---------- THE INPUT

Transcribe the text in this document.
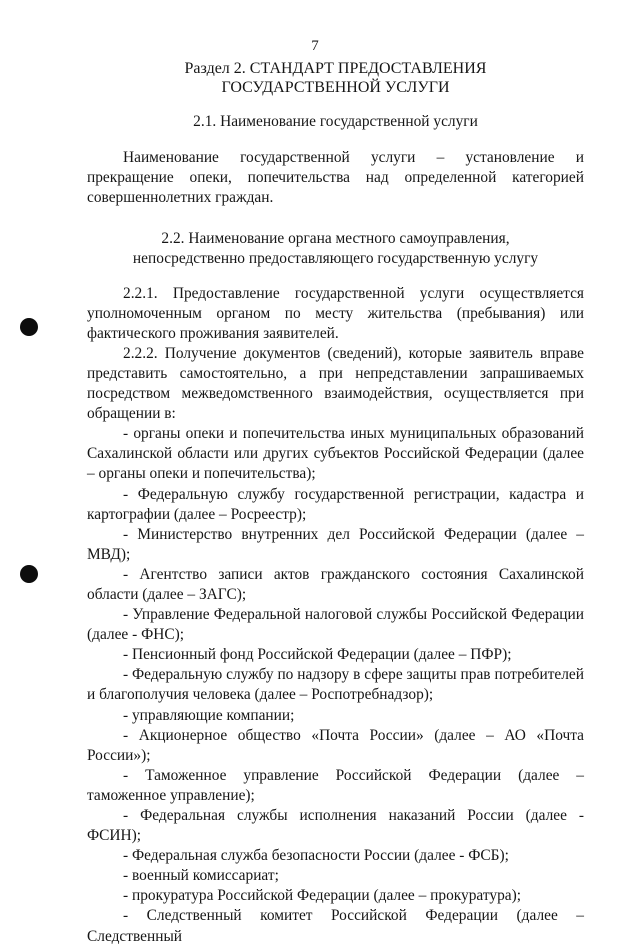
7
Раздел 2. СТАНДАРТ ПРЕДОСТАВЛЕНИЯ
ГОСУДАРСТВЕННОЙ УСЛУГИ
2.1. Наименование государственной услуги

Наименование государственной услуги – установление и прекращение опеки, попечительства над определенной категорией совершеннолетних граждан.

2.2. Наименование органа местного самоуправления,
непосредственно предоставляющего государственную услугу

2.2.1. Предоставление государственной услуги осуществляется уполномоченным органом по месту жительства (пребывания) или фактического проживания заявителей.

2.2.2. Получение документов (сведений), которые заявитель вправе представить самостоятельно, а при непредставлении запрашиваемых посредством межведомственного взаимодействия, осуществляется при обращении в:

- органы опеки и попечительства иных муниципальных образований Сахалинской области или других субъектов Российской Федерации (далее – органы опеки и попечительства);

- Федеральную службу государственной регистрации, кадастра и картографии (далее – Росреестр);

- Министерство внутренних дел Российской Федерации (далее – МВД);

- Агентство записи актов гражданского состояния Сахалинской области (далее – ЗАГС);

- Управление Федеральной налоговой службы Российской Федерации (далее - ФНС);

- Пенсионный фонд Российской Федерации (далее – ПФР);

- Федеральную службу по надзору в сфере защиты прав потребителей и благополучия человека (далее – Роспотребнадзор);

- управляющие компании;

- Акционерное общество «Почта России» (далее – АО «Почта России»);

- Таможенное управление Российской Федерации (далее – таможенное управление);

- Федеральная службы исполнения наказаний России (далее - ФСИН);

- Федеральная служба безопасности России (далее - ФСБ);

- военный комиссариат;

- прокуратура Российской Федерации (далее – прокуратура);

- Следственный комитет Российской Федерации (далее – Следственный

--------------------

**REQUIRED WORK**
Quote every record above exactly, leaving out the pictures.

**THE SOLUTION**
Transcribe the text in this document.
7
Раздел 2. СТАНДАРТ ПРЕДОСТАВЛЕНИЯ
ГОСУДАРСТВЕННОЙ УСЛУГИ
2.1. Наименование государственной услуги

Наименование государственной услуги – установление и прекращение опеки, попечительства над определенной категорией совершеннолетних граждан.

2.2. Наименование органа местного самоуправления,
непосредственно предоставляющего государственную услугу

2.2.1. Предоставление государственной услуги осуществляется уполномоченным органом по месту жительства (пребывания) или фактического проживания заявителей.

2.2.2. Получение документов (сведений), которые заявитель вправе представить самостоятельно, а при непредставлении запрашиваемых посредством межведомственного взаимодействия, осуществляется при обращении в:

- органы опеки и попечительства иных муниципальных образований Сахалинской области или других субъектов Российской Федерации (далее – органы опеки и попечительства);

- Федеральную службу государственной регистрации, кадастра и картографии (далее – Росреестр);

- Министерство внутренних дел Российской Федерации (далее – МВД);

- Агентство записи актов гражданского состояния Сахалинской области (далее – ЗАГС);

- Управление Федеральной налоговой службы Российской Федерации (далее - ФНС);

- Пенсионный фонд Российской Федерации (далее – ПФР);

- Федеральную службу по надзору в сфере защиты прав потребителей и благополучия человека (далее – Роспотребнадзор);

- управляющие компании;

- Акционерное общество «Почта России» (далее – АО «Почта России»);

- Таможенное управление Российской Федерации (далее – таможенное управление);

- Федеральная службы исполнения наказаний России (далее - ФСИН);

- Федеральная служба безопасности России (далее - ФСБ);

- военный комиссариат;

- прокуратура Российской Федерации (далее – прокуратура);

- Следственный комитет Российской Федерации (далее – Следственный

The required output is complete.